** START Records provided **

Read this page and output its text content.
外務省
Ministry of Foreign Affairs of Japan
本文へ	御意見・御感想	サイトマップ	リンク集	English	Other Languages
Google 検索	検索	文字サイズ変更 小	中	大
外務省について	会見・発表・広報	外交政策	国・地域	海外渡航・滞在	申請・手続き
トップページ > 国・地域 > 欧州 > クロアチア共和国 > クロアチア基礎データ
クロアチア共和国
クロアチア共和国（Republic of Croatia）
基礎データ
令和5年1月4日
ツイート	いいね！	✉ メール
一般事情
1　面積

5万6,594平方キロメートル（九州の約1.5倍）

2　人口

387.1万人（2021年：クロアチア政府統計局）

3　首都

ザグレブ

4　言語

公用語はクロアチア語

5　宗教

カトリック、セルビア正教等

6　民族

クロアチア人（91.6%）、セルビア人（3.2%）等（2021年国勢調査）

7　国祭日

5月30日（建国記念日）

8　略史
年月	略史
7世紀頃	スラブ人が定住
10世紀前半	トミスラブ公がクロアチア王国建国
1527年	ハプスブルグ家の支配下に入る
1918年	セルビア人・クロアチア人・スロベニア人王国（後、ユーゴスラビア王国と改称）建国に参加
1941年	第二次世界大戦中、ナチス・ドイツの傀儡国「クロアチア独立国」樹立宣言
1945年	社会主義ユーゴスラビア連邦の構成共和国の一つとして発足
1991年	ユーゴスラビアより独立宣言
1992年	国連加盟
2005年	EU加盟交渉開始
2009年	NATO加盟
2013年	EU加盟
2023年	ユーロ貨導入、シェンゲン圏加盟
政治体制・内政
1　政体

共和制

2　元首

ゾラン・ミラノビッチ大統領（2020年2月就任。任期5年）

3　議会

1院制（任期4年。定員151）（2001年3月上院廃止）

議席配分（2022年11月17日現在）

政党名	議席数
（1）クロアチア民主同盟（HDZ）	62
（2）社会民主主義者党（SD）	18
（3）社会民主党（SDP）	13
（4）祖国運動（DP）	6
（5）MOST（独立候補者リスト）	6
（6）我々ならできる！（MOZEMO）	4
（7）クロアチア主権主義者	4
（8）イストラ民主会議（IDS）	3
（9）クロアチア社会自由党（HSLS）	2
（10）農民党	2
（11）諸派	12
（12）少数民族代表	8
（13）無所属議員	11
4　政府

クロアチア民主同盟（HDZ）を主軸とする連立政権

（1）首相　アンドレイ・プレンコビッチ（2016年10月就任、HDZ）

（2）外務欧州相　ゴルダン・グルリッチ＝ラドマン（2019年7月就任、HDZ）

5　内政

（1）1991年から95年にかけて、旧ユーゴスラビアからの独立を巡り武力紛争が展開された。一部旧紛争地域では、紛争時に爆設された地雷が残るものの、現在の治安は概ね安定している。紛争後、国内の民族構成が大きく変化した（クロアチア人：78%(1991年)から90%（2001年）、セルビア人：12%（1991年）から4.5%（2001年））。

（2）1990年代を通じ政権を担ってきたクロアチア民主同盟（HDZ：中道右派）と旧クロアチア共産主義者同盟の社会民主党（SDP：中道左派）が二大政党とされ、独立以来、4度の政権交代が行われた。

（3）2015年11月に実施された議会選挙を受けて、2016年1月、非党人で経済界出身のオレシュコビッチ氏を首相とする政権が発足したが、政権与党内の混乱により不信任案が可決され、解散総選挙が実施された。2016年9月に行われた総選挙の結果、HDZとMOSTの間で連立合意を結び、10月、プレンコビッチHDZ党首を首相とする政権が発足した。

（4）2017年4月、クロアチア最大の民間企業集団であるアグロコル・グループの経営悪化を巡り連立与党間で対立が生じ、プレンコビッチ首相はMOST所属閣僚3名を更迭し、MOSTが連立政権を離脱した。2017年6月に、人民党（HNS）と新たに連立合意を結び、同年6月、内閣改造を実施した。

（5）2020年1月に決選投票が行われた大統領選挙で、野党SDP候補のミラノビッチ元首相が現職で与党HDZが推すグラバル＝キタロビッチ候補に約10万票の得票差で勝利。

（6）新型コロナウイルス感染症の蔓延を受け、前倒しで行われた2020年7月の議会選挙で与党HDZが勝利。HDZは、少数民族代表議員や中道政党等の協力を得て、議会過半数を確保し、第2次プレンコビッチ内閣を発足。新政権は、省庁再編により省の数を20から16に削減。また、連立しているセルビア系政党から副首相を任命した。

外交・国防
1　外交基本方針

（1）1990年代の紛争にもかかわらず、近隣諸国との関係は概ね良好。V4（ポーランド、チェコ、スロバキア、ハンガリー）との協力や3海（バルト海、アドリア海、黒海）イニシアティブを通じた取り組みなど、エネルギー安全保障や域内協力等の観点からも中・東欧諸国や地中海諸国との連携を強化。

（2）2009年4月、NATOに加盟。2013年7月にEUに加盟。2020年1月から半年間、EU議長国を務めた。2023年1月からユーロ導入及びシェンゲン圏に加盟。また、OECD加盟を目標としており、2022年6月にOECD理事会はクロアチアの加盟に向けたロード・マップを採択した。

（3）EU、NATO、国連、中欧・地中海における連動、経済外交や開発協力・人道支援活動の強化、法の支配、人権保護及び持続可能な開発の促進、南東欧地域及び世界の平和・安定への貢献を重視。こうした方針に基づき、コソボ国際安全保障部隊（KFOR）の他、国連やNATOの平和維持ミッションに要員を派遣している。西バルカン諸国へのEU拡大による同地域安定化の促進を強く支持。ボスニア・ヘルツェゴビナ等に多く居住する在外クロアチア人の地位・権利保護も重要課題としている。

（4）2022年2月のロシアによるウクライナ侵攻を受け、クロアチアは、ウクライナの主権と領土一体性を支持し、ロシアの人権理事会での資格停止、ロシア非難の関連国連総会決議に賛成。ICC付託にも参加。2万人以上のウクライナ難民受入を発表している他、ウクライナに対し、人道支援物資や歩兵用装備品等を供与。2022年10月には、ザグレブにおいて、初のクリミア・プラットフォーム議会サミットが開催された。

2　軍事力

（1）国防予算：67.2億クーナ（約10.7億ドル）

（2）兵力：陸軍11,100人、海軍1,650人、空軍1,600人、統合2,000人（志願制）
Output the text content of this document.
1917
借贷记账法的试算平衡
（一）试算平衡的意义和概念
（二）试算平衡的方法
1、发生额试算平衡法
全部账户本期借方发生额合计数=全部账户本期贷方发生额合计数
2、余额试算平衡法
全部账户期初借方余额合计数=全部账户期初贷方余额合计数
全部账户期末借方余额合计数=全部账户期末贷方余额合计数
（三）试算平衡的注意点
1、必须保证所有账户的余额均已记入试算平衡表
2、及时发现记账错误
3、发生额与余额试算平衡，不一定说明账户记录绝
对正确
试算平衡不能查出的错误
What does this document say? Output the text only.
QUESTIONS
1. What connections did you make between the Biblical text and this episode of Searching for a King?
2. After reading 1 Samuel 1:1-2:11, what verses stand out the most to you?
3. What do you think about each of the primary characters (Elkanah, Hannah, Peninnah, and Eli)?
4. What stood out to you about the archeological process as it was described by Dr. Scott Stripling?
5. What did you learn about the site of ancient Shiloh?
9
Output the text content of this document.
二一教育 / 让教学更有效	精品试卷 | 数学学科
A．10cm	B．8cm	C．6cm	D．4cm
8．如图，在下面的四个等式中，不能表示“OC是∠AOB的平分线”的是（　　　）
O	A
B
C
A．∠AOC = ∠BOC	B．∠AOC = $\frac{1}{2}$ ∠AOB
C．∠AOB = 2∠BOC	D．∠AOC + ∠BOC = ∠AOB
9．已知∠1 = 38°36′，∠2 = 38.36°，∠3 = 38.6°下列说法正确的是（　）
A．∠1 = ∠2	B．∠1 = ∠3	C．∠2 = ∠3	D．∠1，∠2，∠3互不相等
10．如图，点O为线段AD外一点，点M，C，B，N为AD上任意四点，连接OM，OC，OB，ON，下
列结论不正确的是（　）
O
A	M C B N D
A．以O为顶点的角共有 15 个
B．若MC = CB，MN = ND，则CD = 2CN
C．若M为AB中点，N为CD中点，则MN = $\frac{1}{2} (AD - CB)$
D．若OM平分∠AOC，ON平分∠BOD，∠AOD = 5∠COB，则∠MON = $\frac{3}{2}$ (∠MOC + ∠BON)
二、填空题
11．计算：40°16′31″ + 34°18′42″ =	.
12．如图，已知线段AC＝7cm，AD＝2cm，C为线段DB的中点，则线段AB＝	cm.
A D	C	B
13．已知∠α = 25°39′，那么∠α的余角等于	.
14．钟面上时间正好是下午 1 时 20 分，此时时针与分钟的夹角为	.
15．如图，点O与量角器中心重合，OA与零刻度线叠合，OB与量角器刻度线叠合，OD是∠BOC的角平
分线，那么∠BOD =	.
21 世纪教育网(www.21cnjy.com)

** END Records provided **

# [Problem statement]
Every line in the data above that contains "text" needs to be copied.

# [Reply to the task]
Read this page and output its text content.
Output the text content of this document.
What does this document say? Output the text only.
1. What connections did you make between the Biblical text and this episode of Searching for a King?
Output the text content of this document.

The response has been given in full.